| Work order |
Repeat every line that appears below, with nothing altered.

| Exercise inputs |
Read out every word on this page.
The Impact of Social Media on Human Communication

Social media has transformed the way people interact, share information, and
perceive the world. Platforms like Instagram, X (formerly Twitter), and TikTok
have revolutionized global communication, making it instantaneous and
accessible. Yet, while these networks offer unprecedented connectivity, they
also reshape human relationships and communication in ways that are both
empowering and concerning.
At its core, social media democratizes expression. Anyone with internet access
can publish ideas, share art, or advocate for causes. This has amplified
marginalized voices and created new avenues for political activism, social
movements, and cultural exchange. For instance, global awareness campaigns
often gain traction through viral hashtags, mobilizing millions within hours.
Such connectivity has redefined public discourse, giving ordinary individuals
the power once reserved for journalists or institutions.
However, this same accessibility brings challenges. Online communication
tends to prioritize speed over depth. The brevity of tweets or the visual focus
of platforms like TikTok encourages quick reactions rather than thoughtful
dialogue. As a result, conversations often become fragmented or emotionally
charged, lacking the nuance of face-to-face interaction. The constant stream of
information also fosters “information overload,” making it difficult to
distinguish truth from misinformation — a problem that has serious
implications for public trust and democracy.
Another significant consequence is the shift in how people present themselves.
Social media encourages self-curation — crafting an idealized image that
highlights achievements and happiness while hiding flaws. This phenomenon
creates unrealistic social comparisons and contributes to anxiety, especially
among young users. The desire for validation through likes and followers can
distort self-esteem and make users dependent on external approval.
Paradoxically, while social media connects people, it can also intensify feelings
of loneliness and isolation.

| Solution to this exercise |
Read out every word on this page.
The Impact of Social Media on Human Communication

Social media has transformed the way people interact, share information, and
perceive the world. Platforms like Instagram, X (formerly Twitter), and TikTok
have revolutionized global communication, making it instantaneous and
accessible. Yet, while these networks offer unprecedented connectivity, they
also reshape human relationships and communication in ways that are both
empowering and concerning.
At its core, social media democratizes expression. Anyone with internet access
can publish ideas, share art, or advocate for causes. This has amplified
marginalized voices and created new avenues for political activism, social
movements, and cultural exchange. For instance, global awareness campaigns
often gain traction through viral hashtags, mobilizing millions within hours.
Such connectivity has redefined public discourse, giving ordinary individuals
the power once reserved for journalists or institutions.
However, this same accessibility brings challenges. Online communication
tends to prioritize speed over depth. The brevity of tweets or the visual focus
of platforms like TikTok encourages quick reactions rather than thoughtful
dialogue. As a result, conversations often become fragmented or emotionally
charged, lacking the nuance of face-to-face interaction. The constant stream of
information also fosters “information overload,” making it difficult to
distinguish truth from misinformation — a problem that has serious
implications for public trust and democracy.
Another significant consequence is the shift in how people present themselves.
Social media encourages self-curation — crafting an idealized image that
highlights achievements and happiness while hiding flaws. This phenomenon
creates unrealistic social comparisons and contributes to anxiety, especially
among young users. The desire for validation through likes and followers can
distort self-esteem and make users dependent on external approval.
Paradoxically, while social media connects people, it can also intensify feelings
of loneliness and isolation.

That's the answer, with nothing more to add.